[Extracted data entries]
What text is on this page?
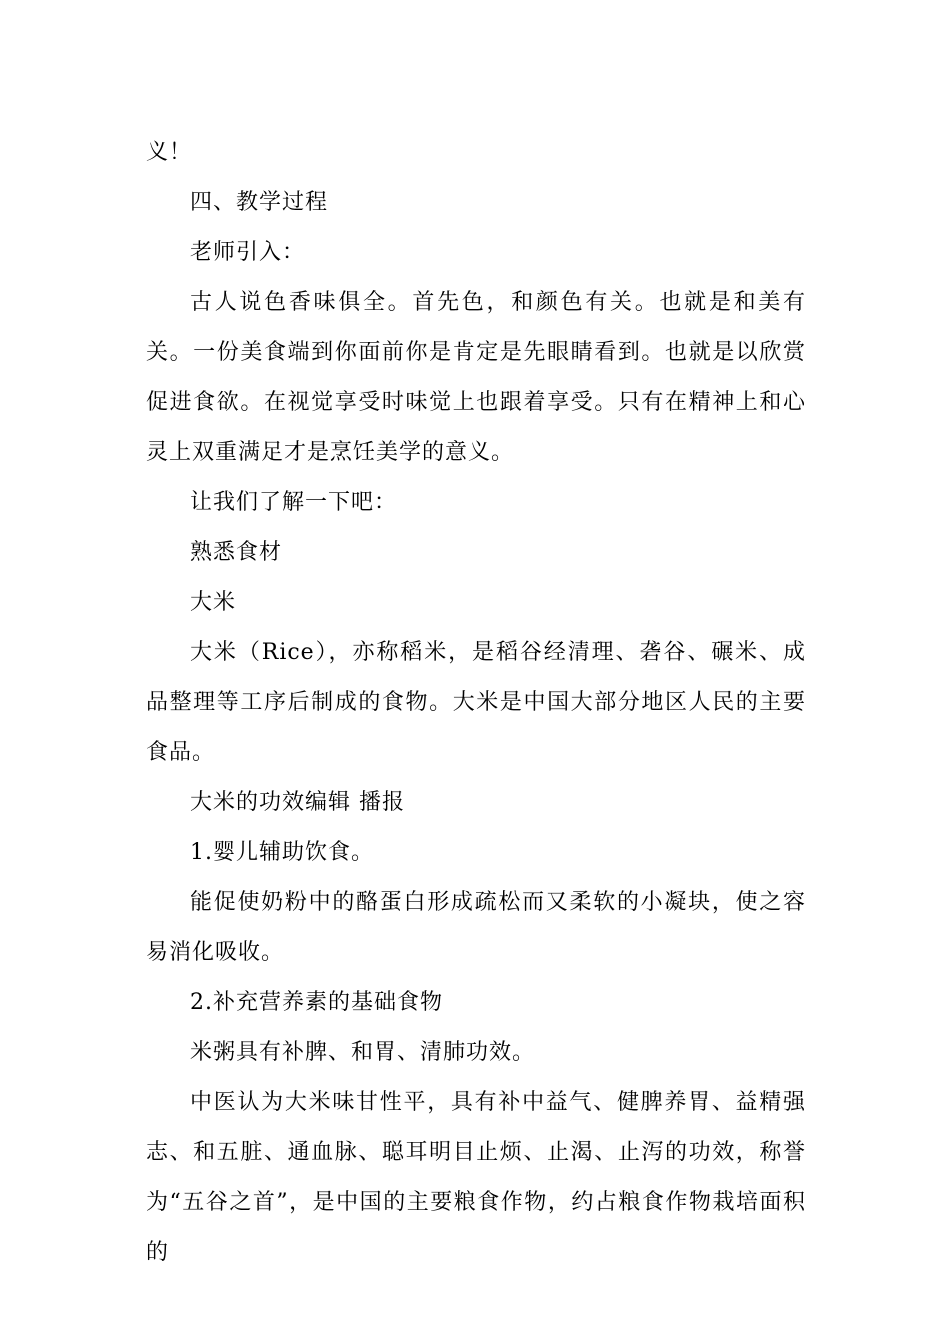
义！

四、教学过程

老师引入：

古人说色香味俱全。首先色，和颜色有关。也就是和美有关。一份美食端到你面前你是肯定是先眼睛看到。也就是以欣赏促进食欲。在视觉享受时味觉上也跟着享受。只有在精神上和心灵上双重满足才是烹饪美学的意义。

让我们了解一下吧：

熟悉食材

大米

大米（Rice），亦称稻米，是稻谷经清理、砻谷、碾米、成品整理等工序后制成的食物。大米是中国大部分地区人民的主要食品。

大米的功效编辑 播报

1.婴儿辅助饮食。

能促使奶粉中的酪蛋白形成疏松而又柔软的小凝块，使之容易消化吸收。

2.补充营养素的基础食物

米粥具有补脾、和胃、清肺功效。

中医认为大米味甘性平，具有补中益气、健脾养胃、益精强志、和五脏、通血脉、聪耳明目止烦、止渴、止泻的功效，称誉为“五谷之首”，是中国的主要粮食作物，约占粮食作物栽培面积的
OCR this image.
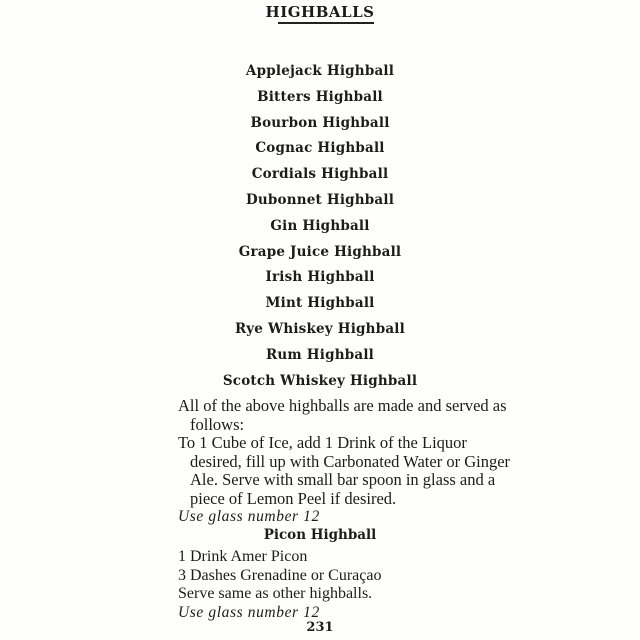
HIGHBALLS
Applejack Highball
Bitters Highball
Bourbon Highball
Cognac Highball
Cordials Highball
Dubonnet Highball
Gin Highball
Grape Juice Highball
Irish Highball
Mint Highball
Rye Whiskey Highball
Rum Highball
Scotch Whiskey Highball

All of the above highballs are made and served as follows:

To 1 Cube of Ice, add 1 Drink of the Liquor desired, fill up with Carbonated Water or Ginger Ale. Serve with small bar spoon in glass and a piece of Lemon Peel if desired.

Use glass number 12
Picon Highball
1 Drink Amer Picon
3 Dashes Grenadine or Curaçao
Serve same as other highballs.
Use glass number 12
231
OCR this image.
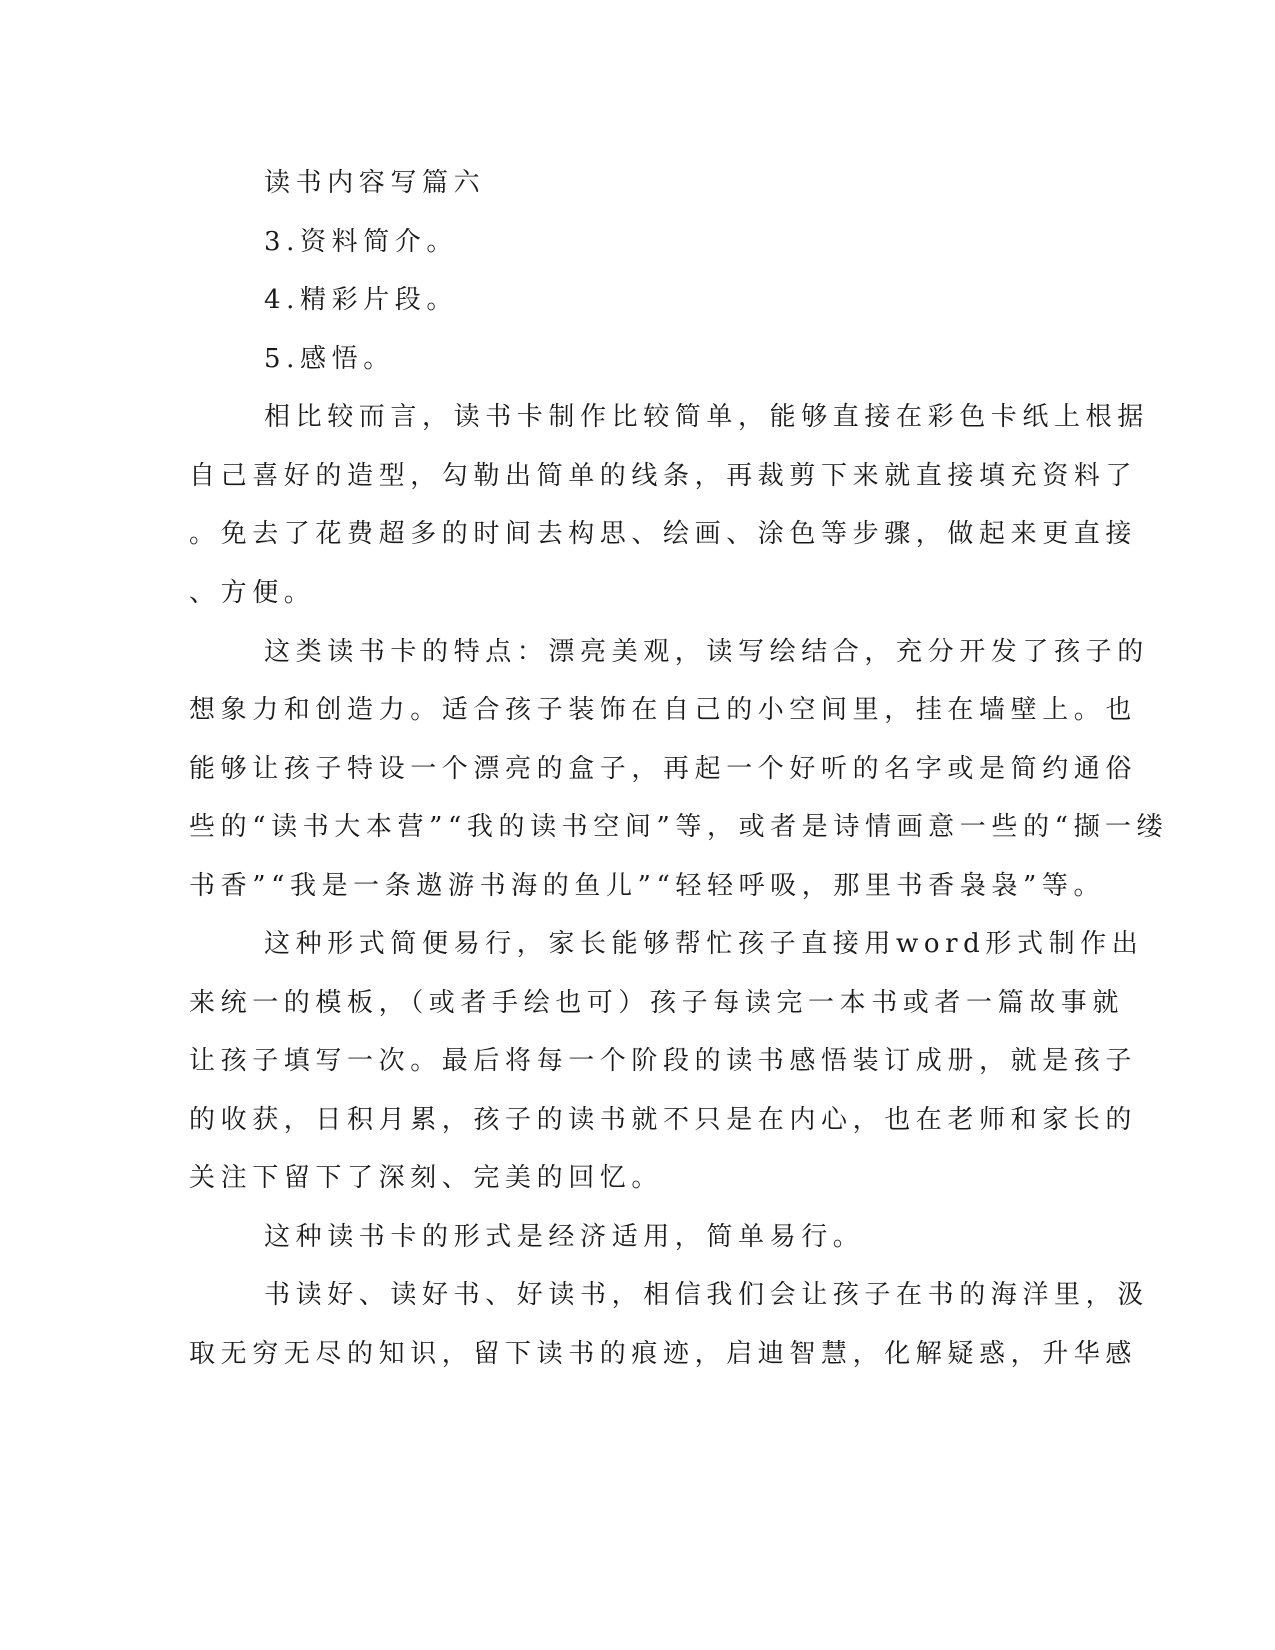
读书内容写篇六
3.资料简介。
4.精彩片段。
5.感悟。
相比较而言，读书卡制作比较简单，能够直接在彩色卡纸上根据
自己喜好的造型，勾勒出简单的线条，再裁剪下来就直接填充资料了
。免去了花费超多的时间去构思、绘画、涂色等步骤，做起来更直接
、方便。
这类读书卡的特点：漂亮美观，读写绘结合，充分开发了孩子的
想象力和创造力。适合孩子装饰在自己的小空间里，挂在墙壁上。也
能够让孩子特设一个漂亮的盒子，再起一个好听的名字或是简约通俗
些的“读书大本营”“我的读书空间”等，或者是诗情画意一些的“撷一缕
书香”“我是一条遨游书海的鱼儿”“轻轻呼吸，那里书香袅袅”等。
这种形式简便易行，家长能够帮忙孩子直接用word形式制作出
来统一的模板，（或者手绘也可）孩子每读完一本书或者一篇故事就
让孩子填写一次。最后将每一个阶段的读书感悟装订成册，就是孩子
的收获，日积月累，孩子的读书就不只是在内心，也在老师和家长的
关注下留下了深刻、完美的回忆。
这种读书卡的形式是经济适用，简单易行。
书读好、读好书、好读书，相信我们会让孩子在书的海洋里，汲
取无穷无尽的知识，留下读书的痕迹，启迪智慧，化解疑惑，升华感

[WHAT YOU WILL DO]
The pictures in the entries should be left out; output everything else exactly.

[FINAL ANSWER]
What text is on this page?
义！

四、教学过程

老师引入：

古人说色香味俱全。首先色，和颜色有关。也就是和美有关。一份美食端到你面前你是肯定是先眼睛看到。也就是以欣赏促进食欲。在视觉享受时味觉上也跟着享受。只有在精神上和心灵上双重满足才是烹饪美学的意义。

让我们了解一下吧：

熟悉食材

大米

大米（Rice），亦称稻米，是稻谷经清理、砻谷、碾米、成品整理等工序后制成的食物。大米是中国大部分地区人民的主要食品。

大米的功效编辑 播报

1.婴儿辅助饮食。

能促使奶粉中的酪蛋白形成疏松而又柔软的小凝块，使之容易消化吸收。

2.补充营养素的基础食物

米粥具有补脾、和胃、清肺功效。

中医认为大米味甘性平，具有补中益气、健脾养胃、益精强志、和五脏、通血脉、聪耳明目止烦、止渴、止泻的功效，称誉为“五谷之首”，是中国的主要粮食作物，约占粮食作物栽培面积的
OCR this image.
HIGHBALLS
Applejack Highball
Bitters Highball
Bourbon Highball
Cognac Highball
Cordials Highball
Dubonnet Highball
Gin Highball
Grape Juice Highball
Irish Highball
Mint Highball
Rye Whiskey Highball
Rum Highball
Scotch Whiskey Highball

All of the above highballs are made and served as follows:

To 1 Cube of Ice, add 1 Drink of the Liquor desired, fill up with Carbonated Water or Ginger Ale. Serve with small bar spoon in glass and a piece of Lemon Peel if desired.

Use glass number 12
Picon Highball
1 Drink Amer Picon
3 Dashes Grenadine or Curaçao
Serve same as other highballs.
Use glass number 12
231
OCR this image.
读书内容写篇六
3.资料简介。
4.精彩片段。
5.感悟。
相比较而言，读书卡制作比较简单，能够直接在彩色卡纸上根据
自己喜好的造型，勾勒出简单的线条，再裁剪下来就直接填充资料了
。免去了花费超多的时间去构思、绘画、涂色等步骤，做起来更直接
、方便。
这类读书卡的特点：漂亮美观，读写绘结合，充分开发了孩子的
想象力和创造力。适合孩子装饰在自己的小空间里，挂在墙壁上。也
能够让孩子特设一个漂亮的盒子，再起一个好听的名字或是简约通俗
些的“读书大本营”“我的读书空间”等，或者是诗情画意一些的“撷一缕
书香”“我是一条遨游书海的鱼儿”“轻轻呼吸，那里书香袅袅”等。
这种形式简便易行，家长能够帮忙孩子直接用word形式制作出
来统一的模板，（或者手绘也可）孩子每读完一本书或者一篇故事就
让孩子填写一次。最后将每一个阶段的读书感悟装订成册，就是孩子
的收获，日积月累，孩子的读书就不只是在内心，也在老师和家长的
关注下留下了深刻、完美的回忆。
这种读书卡的形式是经济适用，简单易行。
书读好、读好书、好读书，相信我们会让孩子在书的海洋里，汲
取无穷无尽的知识，留下读书的痕迹，启迪智慧，化解疑惑，升华感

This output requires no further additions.